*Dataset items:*
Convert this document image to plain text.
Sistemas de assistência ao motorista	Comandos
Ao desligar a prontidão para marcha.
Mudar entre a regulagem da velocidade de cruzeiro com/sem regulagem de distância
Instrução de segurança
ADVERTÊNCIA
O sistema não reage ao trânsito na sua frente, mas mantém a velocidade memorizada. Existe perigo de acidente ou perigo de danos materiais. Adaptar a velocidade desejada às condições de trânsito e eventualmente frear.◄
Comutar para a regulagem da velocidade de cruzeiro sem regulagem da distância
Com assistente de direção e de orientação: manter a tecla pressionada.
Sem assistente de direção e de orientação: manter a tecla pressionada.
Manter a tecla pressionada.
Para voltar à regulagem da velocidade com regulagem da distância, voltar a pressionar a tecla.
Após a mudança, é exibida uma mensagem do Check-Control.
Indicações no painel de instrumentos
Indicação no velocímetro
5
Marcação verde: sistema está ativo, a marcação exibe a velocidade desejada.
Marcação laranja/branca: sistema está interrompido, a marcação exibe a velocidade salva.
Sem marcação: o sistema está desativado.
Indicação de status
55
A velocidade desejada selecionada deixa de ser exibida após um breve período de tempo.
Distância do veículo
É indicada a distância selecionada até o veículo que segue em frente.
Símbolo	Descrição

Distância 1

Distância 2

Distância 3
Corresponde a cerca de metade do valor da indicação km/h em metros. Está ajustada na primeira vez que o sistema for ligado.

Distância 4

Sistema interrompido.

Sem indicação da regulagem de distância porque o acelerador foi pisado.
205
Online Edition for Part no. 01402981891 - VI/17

*Required task:*
State the number of lines in these entries that include the string "pressionada". Provide nothing beyond that number.

*Result of this task:*
3